[Exercise description] Collect all lines containing the word "Count" from the data.

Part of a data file
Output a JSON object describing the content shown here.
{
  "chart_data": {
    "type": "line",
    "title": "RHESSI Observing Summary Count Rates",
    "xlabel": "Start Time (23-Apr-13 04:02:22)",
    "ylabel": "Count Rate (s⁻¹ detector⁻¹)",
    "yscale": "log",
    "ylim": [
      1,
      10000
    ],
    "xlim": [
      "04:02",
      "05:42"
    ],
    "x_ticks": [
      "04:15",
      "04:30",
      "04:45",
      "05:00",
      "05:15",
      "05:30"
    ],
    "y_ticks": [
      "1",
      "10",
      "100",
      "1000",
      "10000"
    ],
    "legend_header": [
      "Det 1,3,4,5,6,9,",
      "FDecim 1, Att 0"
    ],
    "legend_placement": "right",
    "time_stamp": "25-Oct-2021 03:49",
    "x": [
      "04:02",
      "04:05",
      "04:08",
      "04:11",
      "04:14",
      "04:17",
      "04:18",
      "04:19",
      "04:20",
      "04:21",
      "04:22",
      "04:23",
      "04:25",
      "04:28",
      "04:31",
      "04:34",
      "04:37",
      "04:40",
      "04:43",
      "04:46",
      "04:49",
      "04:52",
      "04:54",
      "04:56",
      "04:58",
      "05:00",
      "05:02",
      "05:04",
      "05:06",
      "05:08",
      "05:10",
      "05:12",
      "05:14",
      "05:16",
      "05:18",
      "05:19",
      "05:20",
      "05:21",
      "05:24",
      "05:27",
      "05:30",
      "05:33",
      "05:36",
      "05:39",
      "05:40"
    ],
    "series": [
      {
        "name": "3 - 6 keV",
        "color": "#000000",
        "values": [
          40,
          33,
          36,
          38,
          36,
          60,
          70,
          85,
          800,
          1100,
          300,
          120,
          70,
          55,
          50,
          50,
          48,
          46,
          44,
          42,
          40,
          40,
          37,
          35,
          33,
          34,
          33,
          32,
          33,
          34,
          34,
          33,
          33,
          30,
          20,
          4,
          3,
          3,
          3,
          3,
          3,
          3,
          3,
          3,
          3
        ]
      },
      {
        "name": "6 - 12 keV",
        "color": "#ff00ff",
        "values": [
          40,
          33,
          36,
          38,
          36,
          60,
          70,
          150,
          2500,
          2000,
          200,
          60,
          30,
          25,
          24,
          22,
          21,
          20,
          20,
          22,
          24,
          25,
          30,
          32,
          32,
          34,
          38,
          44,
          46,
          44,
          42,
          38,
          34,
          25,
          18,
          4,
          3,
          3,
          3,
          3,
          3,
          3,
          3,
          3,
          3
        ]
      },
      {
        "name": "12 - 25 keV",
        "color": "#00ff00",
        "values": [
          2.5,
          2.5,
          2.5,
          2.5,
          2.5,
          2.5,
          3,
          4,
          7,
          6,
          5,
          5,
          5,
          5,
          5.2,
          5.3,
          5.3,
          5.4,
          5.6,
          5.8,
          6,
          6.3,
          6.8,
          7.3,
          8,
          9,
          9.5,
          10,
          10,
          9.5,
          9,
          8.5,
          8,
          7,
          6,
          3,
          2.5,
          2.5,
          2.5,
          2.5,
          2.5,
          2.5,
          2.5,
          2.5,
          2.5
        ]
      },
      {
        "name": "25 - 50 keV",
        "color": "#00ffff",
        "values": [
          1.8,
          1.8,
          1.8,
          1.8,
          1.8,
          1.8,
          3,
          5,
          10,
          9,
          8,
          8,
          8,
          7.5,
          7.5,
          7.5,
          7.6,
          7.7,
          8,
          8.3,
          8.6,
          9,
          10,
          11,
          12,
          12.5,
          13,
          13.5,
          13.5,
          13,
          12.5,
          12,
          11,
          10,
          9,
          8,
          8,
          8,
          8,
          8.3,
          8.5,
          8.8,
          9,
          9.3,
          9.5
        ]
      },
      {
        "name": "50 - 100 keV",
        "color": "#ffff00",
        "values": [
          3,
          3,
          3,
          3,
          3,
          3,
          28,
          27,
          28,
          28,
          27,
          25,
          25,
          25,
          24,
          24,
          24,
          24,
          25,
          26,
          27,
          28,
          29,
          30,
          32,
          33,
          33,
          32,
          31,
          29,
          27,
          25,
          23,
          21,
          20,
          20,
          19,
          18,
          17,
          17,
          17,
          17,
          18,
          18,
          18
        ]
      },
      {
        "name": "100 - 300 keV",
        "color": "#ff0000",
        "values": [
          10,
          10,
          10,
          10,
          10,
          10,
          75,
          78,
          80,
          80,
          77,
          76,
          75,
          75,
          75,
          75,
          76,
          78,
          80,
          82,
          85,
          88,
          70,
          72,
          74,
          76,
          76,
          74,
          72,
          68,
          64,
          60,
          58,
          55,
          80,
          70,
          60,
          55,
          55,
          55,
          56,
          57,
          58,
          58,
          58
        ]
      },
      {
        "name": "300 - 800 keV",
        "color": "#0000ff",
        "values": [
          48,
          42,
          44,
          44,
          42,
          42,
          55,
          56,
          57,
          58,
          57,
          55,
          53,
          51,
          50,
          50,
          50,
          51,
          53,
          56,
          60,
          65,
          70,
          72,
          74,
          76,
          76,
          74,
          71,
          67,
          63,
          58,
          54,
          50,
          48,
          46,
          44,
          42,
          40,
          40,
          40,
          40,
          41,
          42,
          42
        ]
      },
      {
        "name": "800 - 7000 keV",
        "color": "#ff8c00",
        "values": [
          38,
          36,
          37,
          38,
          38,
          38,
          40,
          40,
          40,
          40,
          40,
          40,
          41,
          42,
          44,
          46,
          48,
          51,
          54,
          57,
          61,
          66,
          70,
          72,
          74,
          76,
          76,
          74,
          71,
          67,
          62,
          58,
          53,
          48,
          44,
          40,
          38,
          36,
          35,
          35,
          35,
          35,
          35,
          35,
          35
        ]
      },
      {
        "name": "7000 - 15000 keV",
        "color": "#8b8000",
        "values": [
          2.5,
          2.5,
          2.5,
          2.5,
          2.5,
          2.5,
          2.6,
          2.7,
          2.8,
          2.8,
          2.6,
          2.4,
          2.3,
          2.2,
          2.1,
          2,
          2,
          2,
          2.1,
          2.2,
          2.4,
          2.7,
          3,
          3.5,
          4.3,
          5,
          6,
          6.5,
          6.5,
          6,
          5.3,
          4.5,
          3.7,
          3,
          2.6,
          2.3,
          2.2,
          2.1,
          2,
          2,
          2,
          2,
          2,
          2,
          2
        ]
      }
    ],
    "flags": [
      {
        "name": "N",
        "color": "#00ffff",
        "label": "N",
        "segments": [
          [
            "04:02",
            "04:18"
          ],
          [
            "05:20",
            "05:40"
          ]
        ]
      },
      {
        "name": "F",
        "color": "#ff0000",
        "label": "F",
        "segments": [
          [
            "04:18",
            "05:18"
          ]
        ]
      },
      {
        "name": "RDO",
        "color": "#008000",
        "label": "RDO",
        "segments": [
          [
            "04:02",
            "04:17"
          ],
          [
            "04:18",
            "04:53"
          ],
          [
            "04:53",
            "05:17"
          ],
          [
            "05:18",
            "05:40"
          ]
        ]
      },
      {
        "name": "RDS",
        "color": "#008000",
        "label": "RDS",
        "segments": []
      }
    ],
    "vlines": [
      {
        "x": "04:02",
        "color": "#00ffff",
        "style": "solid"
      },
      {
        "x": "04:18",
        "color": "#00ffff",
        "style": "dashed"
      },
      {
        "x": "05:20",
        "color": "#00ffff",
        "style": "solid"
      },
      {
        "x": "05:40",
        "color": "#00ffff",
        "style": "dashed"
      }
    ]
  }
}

[Exercise response]
    "title": "RHESSI Observing Summary Count Rates",
    "ylabel": "Count Rate (s⁻¹ detector⁻¹)",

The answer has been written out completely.